Goal: Skip the pictures. Copy all the rest of the records down exactly.

*** Task data ***

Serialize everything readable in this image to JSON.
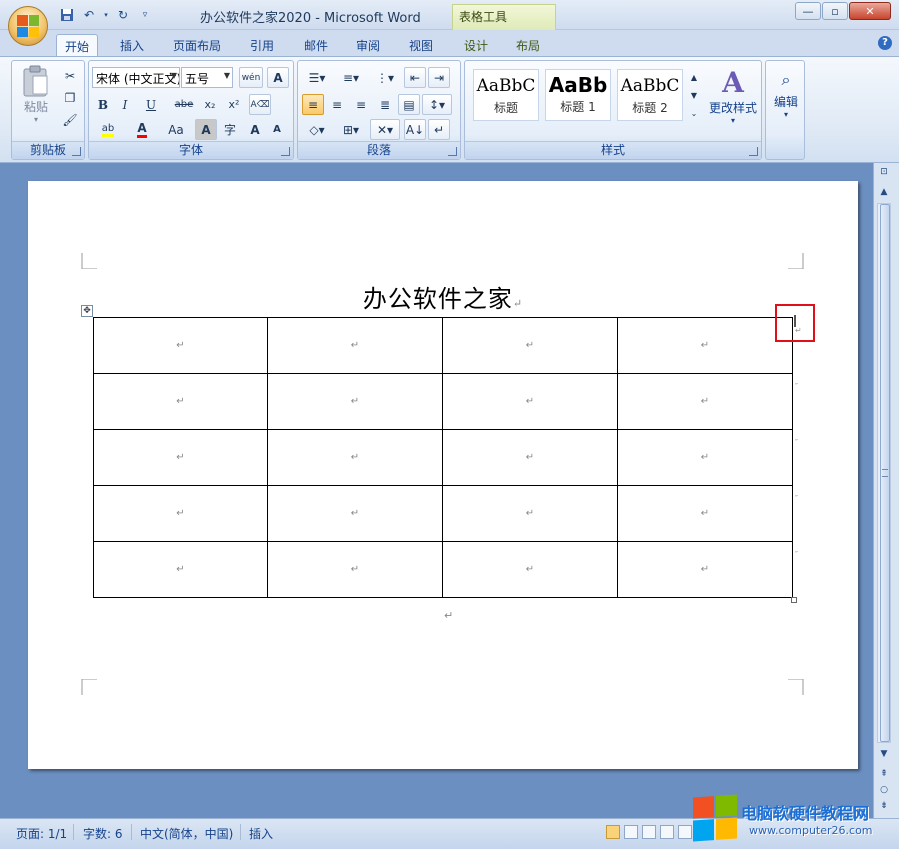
{
  "window": {
    "title": "办公软件之家2020 - Microsoft Word",
    "contextual_tools": "表格工具"
  },
  "tabs": [
    "开始",
    "插入",
    "页面布局",
    "引用",
    "邮件",
    "审阅",
    "视图",
    "设计",
    "布局"
  ],
  "ribbon": {
    "clipboard": {
      "label": "剪贴板",
      "paste": "粘贴"
    },
    "font": {
      "label": "字体",
      "font_name": "宋体 (中文正文)",
      "font_size": "五号",
      "bold": "B",
      "italic": "I",
      "underline": "U",
      "strike": "abe",
      "subscript": "x₂",
      "superscript": "x²",
      "font_color": "A",
      "change_case": "Aa",
      "grow": "A",
      "shrink": "A",
      "char_border": "A",
      "phonetic": "wén",
      "enclose": "字"
    },
    "paragraph": {
      "label": "段落"
    },
    "styles": {
      "label": "样式",
      "items": [
        {
          "sample": "AaBbC",
          "name": "标题"
        },
        {
          "sample": "AaBb",
          "name": "标题 1"
        },
        {
          "sample": "AaBbC",
          "name": "标题 2"
        }
      ],
      "change_styles": "更改样式"
    },
    "editing": {
      "label": "编辑"
    }
  },
  "document": {
    "heading": "办公软件之家",
    "paragraph_mark": "↵",
    "table": {
      "rows": 5,
      "cols": 4
    }
  },
  "status": {
    "page": "页面: 1/1",
    "words": "字数: 6",
    "language": "中文(简体，中国)",
    "mode": "插入"
  },
  "watermark": {
    "title": "电脑软硬件教程网",
    "url": "www.computer26.com"
  },
  "colors": {
    "accent_red": "#e0101b",
    "font_color_bar": "#ff0000",
    "highlight_bar": "#ffff00"
  }
}
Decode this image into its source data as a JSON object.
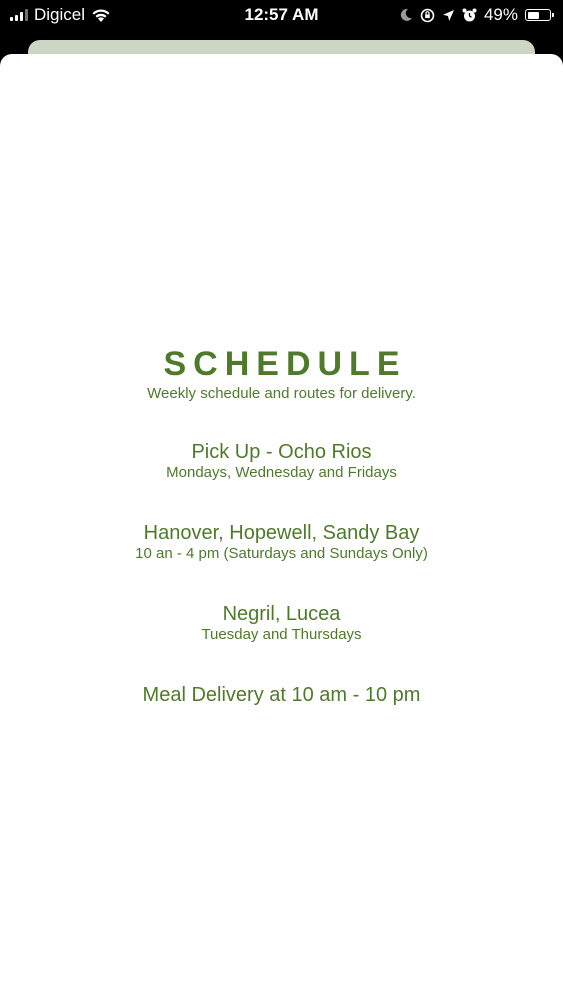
{
  "status_bar": {
    "carrier": "Digicel",
    "time": "12:57 AM",
    "battery_percent": "49%",
    "battery_level": 0.49,
    "icons": [
      "signal-icon",
      "wifi-icon",
      "moon-icon",
      "orientation-lock-icon",
      "location-arrow-icon",
      "alarm-icon",
      "battery-icon"
    ]
  },
  "schedule": {
    "title": "SCHEDULE",
    "subtitle": "Weekly schedule and routes for delivery.",
    "entries": [
      {
        "title": "Pick Up - Ocho Rios",
        "detail": "Mondays, Wednesday and Fridays"
      },
      {
        "title": "Hanover, Hopewell, Sandy Bay",
        "detail": "10 an - 4 pm (Saturdays and Sundays Only)"
      },
      {
        "title": "Negril, Lucea",
        "detail": "Tuesday and Thursdays"
      },
      {
        "title": "Meal Delivery at 10 am - 10 pm"
      }
    ]
  },
  "colors": {
    "accent_green": "#4f7a2b",
    "back_card": "#ccd6c2",
    "sheet": "#ffffff"
  }
}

***

Output for this exercise:
Serialize everything readable in this image to JSON.
{
  "window": {
    "title": "办公软件之家2020 - Microsoft Word",
    "contextual_tools": "表格工具"
  },
  "tabs": [
    "开始",
    "插入",
    "页面布局",
    "引用",
    "邮件",
    "审阅",
    "视图",
    "设计",
    "布局"
  ],
  "ribbon": {
    "clipboard": {
      "label": "剪贴板",
      "paste": "粘贴"
    },
    "font": {
      "label": "字体",
      "font_name": "宋体 (中文正文)",
      "font_size": "五号",
      "bold": "B",
      "italic": "I",
      "underline": "U",
      "strike": "abe",
      "subscript": "x₂",
      "superscript": "x²",
      "font_color": "A",
      "change_case": "Aa",
      "grow": "A",
      "shrink": "A",
      "char_border": "A",
      "phonetic": "wén",
      "enclose": "字"
    },
    "paragraph": {
      "label": "段落"
    },
    "styles": {
      "label": "样式",
      "items": [
        {
          "sample": "AaBbC",
          "name": "标题"
        },
        {
          "sample": "AaBb",
          "name": "标题 1"
        },
        {
          "sample": "AaBbC",
          "name": "标题 2"
        }
      ],
      "change_styles": "更改样式"
    },
    "editing": {
      "label": "编辑"
    }
  },
  "document": {
    "heading": "办公软件之家",
    "paragraph_mark": "↵",
    "table": {
      "rows": 5,
      "cols": 4
    }
  },
  "status": {
    "page": "页面: 1/1",
    "words": "字数: 6",
    "language": "中文(简体，中国)",
    "mode": "插入"
  },
  "watermark": {
    "title": "电脑软硬件教程网",
    "url": "www.computer26.com"
  },
  "colors": {
    "accent_red": "#e0101b",
    "font_color_bar": "#ff0000",
    "highlight_bar": "#ffff00"
  }
}
Decode this image into its source data as a JSON object.
{
  "status_bar": {
    "carrier": "Digicel",
    "time": "12:57 AM",
    "battery_percent": "49%",
    "battery_level": 0.49,
    "icons": [
      "signal-icon",
      "wifi-icon",
      "moon-icon",
      "orientation-lock-icon",
      "location-arrow-icon",
      "alarm-icon",
      "battery-icon"
    ]
  },
  "schedule": {
    "title": "SCHEDULE",
    "subtitle": "Weekly schedule and routes for delivery.",
    "entries": [
      {
        "title": "Pick Up - Ocho Rios",
        "detail": "Mondays, Wednesday and Fridays"
      },
      {
        "title": "Hanover, Hopewell, Sandy Bay",
        "detail": "10 an - 4 pm (Saturdays and Sundays Only)"
      },
      {
        "title": "Negril, Lucea",
        "detail": "Tuesday and Thursdays"
      },
      {
        "title": "Meal Delivery at 10 am - 10 pm"
      }
    ]
  },
  "colors": {
    "accent_green": "#4f7a2b",
    "back_card": "#ccd6c2",
    "sheet": "#ffffff"
  }
}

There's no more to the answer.